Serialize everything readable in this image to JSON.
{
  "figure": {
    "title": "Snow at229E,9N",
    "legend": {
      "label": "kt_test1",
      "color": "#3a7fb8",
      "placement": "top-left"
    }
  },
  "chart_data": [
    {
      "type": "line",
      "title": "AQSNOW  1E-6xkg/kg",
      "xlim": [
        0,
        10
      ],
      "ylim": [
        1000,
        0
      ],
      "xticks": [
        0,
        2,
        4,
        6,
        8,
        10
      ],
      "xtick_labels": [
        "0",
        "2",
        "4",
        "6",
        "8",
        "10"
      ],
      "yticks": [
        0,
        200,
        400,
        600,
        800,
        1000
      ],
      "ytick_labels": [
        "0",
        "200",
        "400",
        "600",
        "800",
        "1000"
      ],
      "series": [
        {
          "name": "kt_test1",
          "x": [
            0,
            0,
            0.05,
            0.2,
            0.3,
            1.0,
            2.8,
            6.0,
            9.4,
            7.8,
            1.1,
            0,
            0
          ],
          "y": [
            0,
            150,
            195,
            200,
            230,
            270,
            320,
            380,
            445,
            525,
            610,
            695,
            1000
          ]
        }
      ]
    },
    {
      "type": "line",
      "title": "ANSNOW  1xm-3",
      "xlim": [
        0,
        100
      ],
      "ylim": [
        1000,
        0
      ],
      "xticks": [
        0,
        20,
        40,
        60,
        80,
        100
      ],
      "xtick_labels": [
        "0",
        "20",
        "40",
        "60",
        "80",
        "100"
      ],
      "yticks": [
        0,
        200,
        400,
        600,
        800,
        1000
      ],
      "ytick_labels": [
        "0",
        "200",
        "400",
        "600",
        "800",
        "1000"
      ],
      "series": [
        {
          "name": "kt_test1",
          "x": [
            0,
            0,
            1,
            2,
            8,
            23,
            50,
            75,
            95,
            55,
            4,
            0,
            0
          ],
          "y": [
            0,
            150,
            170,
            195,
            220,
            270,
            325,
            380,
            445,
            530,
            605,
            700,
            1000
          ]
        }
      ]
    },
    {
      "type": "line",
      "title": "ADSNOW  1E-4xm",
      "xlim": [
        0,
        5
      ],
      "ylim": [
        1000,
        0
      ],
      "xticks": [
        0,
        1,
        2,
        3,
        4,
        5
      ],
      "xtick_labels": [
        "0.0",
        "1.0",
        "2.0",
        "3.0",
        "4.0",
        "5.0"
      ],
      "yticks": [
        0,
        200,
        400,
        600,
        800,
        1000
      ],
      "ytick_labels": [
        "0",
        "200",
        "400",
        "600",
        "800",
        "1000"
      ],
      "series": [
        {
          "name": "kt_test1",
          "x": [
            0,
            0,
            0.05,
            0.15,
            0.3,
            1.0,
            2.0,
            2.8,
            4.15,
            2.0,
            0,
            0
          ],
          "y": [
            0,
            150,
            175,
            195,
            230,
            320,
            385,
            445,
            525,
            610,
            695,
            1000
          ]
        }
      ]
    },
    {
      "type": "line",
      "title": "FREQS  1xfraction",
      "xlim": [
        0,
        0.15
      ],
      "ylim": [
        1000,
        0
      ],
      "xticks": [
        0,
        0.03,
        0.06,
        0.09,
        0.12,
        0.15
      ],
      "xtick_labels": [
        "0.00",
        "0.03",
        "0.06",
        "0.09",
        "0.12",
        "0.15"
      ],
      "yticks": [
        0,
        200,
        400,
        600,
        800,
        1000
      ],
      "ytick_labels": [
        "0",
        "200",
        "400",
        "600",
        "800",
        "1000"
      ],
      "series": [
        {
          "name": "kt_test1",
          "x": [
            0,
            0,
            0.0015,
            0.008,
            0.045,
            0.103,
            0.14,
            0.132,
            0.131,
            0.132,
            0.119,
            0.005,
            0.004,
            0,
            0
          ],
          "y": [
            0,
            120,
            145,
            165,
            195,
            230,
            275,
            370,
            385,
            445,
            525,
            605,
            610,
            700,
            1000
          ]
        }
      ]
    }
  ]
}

────────────────────

_Work to be completed_:
Return the material in full, exactly as shown.

_Answer_:
Serialize everything readable in this image to JSON.
{
  "figure": {
    "title": "Snow at229E,9N",
    "legend": {
      "label": "kt_test1",
      "color": "#3a7fb8",
      "placement": "top-left"
    }
  },
  "chart_data": [
    {
      "type": "line",
      "title": "AQSNOW  1E-6xkg/kg",
      "xlim": [
        0,
        10
      ],
      "ylim": [
        1000,
        0
      ],
      "xticks": [
        0,
        2,
        4,
        6,
        8,
        10
      ],
      "xtick_labels": [
        "0",
        "2",
        "4",
        "6",
        "8",
        "10"
      ],
      "yticks": [
        0,
        200,
        400,
        600,
        800,
        1000
      ],
      "ytick_labels": [
        "0",
        "200",
        "400",
        "600",
        "800",
        "1000"
      ],
      "series": [
        {
          "name": "kt_test1",
          "x": [
            0,
            0,
            0.05,
            0.2,
            0.3,
            1.0,
            2.8,
            6.0,
            9.4,
            7.8,
            1.1,
            0,
            0
          ],
          "y": [
            0,
            150,
            195,
            200,
            230,
            270,
            320,
            380,
            445,
            525,
            610,
            695,
            1000
          ]
        }
      ]
    },
    {
      "type": "line",
      "title": "ANSNOW  1xm-3",
      "xlim": [
        0,
        100
      ],
      "ylim": [
        1000,
        0
      ],
      "xticks": [
        0,
        20,
        40,
        60,
        80,
        100
      ],
      "xtick_labels": [
        "0",
        "20",
        "40",
        "60",
        "80",
        "100"
      ],
      "yticks": [
        0,
        200,
        400,
        600,
        800,
        1000
      ],
      "ytick_labels": [
        "0",
        "200",
        "400",
        "600",
        "800",
        "1000"
      ],
      "series": [
        {
          "name": "kt_test1",
          "x": [
            0,
            0,
            1,
            2,
            8,
            23,
            50,
            75,
            95,
            55,
            4,
            0,
            0
          ],
          "y": [
            0,
            150,
            170,
            195,
            220,
            270,
            325,
            380,
            445,
            530,
            605,
            700,
            1000
          ]
        }
      ]
    },
    {
      "type": "line",
      "title": "ADSNOW  1E-4xm",
      "xlim": [
        0,
        5
      ],
      "ylim": [
        1000,
        0
      ],
      "xticks": [
        0,
        1,
        2,
        3,
        4,
        5
      ],
      "xtick_labels": [
        "0.0",
        "1.0",
        "2.0",
        "3.0",
        "4.0",
        "5.0"
      ],
      "yticks": [
        0,
        200,
        400,
        600,
        800,
        1000
      ],
      "ytick_labels": [
        "0",
        "200",
        "400",
        "600",
        "800",
        "1000"
      ],
      "series": [
        {
          "name": "kt_test1",
          "x": [
            0,
            0,
            0.05,
            0.15,
            0.3,
            1.0,
            2.0,
            2.8,
            4.15,
            2.0,
            0,
            0
          ],
          "y": [
            0,
            150,
            175,
            195,
            230,
            320,
            385,
            445,
            525,
            610,
            695,
            1000
          ]
        }
      ]
    },
    {
      "type": "line",
      "title": "FREQS  1xfraction",
      "xlim": [
        0,
        0.15
      ],
      "ylim": [
        1000,
        0
      ],
      "xticks": [
        0,
        0.03,
        0.06,
        0.09,
        0.12,
        0.15
      ],
      "xtick_labels": [
        "0.00",
        "0.03",
        "0.06",
        "0.09",
        "0.12",
        "0.15"
      ],
      "yticks": [
        0,
        200,
        400,
        600,
        800,
        1000
      ],
      "ytick_labels": [
        "0",
        "200",
        "400",
        "600",
        "800",
        "1000"
      ],
      "series": [
        {
          "name": "kt_test1",
          "x": [
            0,
            0,
            0.0015,
            0.008,
            0.045,
            0.103,
            0.14,
            0.132,
            0.131,
            0.132,
            0.119,
            0.005,
            0.004,
            0,
            0
          ],
          "y": [
            0,
            120,
            145,
            165,
            195,
            230,
            275,
            370,
            385,
            445,
            525,
            605,
            610,
            700,
            1000
          ]
        }
      ]
    }
  ]
}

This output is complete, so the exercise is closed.